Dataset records
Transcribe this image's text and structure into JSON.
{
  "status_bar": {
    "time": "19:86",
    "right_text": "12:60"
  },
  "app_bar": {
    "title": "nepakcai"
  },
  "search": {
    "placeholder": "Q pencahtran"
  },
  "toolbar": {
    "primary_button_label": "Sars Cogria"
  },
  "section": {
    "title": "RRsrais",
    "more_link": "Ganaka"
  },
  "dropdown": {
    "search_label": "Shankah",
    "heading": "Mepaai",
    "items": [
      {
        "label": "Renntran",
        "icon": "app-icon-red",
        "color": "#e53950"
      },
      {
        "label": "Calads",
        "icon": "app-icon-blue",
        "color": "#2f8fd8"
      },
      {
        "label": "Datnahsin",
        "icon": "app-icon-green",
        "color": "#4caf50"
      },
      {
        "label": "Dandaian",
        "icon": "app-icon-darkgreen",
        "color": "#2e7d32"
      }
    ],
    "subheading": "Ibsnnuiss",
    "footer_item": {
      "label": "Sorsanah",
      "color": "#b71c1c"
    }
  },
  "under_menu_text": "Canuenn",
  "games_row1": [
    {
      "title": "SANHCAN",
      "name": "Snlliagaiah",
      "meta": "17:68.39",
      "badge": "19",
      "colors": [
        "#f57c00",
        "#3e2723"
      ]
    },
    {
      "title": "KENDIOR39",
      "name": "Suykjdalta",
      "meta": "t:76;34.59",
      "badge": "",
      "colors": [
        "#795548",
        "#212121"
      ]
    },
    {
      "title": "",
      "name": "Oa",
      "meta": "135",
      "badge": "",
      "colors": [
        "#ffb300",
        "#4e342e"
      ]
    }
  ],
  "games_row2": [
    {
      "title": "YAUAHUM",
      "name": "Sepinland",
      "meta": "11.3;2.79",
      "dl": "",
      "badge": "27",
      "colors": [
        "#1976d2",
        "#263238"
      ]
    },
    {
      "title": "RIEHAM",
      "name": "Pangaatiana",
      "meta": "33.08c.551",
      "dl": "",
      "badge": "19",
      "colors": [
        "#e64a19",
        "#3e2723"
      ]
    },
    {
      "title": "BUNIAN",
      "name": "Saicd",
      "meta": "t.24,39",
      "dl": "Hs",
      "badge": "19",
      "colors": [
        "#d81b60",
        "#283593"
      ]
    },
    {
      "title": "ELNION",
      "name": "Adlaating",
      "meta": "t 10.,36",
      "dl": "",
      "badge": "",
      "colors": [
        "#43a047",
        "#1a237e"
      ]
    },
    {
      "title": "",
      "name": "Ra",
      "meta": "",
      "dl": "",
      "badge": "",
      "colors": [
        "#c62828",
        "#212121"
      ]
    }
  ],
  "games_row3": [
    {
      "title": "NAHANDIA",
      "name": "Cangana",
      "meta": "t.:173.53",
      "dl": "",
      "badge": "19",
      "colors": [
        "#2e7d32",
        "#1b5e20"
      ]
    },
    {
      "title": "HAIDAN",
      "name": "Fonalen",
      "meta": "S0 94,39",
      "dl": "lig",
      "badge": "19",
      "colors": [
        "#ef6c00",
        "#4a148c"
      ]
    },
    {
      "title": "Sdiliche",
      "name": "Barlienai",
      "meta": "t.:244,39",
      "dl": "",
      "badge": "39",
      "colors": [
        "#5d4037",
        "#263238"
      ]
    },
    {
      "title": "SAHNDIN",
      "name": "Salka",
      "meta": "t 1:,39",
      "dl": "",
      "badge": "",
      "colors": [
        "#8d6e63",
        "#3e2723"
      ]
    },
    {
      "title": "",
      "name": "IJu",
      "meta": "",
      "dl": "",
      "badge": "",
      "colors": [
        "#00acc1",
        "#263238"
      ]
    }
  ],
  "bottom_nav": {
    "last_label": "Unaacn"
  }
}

DESCRIPTION OF THE TASK. Find the lines above that contain the word "icon" and collect them.

EXERCISE ANSWER.
        "icon": "app-icon-red",
        "icon": "app-icon-blue",
        "icon": "app-icon-green",
        "icon": "app-icon-darkgreen",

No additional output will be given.